» **Request**
Repeat the listing in full, preserving every character.

» **Entries shown**

-*-*-

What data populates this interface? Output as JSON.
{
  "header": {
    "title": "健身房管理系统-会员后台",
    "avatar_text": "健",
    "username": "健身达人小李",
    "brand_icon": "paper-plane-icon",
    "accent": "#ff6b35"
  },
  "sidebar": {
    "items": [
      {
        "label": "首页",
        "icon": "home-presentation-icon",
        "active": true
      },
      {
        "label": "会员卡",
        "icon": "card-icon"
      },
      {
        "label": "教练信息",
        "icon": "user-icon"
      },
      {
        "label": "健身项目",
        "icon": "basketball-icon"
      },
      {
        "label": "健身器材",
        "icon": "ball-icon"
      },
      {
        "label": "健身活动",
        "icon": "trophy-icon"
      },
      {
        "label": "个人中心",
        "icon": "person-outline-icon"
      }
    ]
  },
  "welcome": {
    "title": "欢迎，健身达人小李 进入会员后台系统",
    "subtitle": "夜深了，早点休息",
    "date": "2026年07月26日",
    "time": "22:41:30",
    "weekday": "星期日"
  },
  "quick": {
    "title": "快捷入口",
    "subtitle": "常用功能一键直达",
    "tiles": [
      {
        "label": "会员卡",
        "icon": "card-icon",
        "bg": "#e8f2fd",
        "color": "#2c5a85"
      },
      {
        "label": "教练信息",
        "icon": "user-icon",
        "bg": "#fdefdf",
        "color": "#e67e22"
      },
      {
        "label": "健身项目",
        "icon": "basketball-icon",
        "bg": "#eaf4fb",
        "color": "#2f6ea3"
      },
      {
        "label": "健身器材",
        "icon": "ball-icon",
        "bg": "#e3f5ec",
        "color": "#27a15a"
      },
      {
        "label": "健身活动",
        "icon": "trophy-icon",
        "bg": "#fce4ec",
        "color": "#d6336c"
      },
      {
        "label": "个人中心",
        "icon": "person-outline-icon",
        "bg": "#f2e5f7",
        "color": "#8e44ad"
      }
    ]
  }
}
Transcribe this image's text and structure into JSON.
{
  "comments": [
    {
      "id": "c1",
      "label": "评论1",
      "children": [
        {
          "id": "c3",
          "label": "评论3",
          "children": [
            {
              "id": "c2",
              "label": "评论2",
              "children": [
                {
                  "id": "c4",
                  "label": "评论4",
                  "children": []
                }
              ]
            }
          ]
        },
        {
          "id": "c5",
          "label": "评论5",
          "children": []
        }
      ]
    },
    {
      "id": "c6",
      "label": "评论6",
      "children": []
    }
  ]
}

-*-*-

» **Response below**
What data populates this interface? Output as JSON.
{
  "header": {
    "title": "健身房管理系统-会员后台",
    "avatar_text": "健",
    "username": "健身达人小李",
    "brand_icon": "paper-plane-icon",
    "accent": "#ff6b35"
  },
  "sidebar": {
    "items": [
      {
        "label": "首页",
        "icon": "home-presentation-icon",
        "active": true
      },
      {
        "label": "会员卡",
        "icon": "card-icon"
      },
      {
        "label": "教练信息",
        "icon": "user-icon"
      },
      {
        "label": "健身项目",
        "icon": "basketball-icon"
      },
      {
        "label": "健身器材",
        "icon": "ball-icon"
      },
      {
        "label": "健身活动",
        "icon": "trophy-icon"
      },
      {
        "label": "个人中心",
        "icon": "person-outline-icon"
      }
    ]
  },
  "welcome": {
    "title": "欢迎，健身达人小李 进入会员后台系统",
    "subtitle": "夜深了，早点休息",
    "date": "2026年07月26日",
    "time": "22:41:30",
    "weekday": "星期日"
  },
  "quick": {
    "title": "快捷入口",
    "subtitle": "常用功能一键直达",
    "tiles": [
      {
        "label": "会员卡",
        "icon": "card-icon",
        "bg": "#e8f2fd",
        "color": "#2c5a85"
      },
      {
        "label": "教练信息",
        "icon": "user-icon",
        "bg": "#fdefdf",
        "color": "#e67e22"
      },
      {
        "label": "健身项目",
        "icon": "basketball-icon",
        "bg": "#eaf4fb",
        "color": "#2f6ea3"
      },
      {
        "label": "健身器材",
        "icon": "ball-icon",
        "bg": "#e3f5ec",
        "color": "#27a15a"
      },
      {
        "label": "健身活动",
        "icon": "trophy-icon",
        "bg": "#fce4ec",
        "color": "#d6336c"
      },
      {
        "label": "个人中心",
        "icon": "person-outline-icon",
        "bg": "#f2e5f7",
        "color": "#8e44ad"
      }
    ]
  }
}
Transcribe this image's text and structure into JSON.
{
  "comments": [
    {
      "id": "c1",
      "label": "评论1",
      "children": [
        {
          "id": "c3",
          "label": "评论3",
          "children": [
            {
              "id": "c2",
              "label": "评论2",
              "children": [
                {
                  "id": "c4",
                  "label": "评论4",
                  "children": []
                }
              ]
            }
          ]
        },
        {
          "id": "c5",
          "label": "评论5",
          "children": []
        }
      ]
    },
    {
      "id": "c6",
      "label": "评论6",
      "children": []
    }
  ]
}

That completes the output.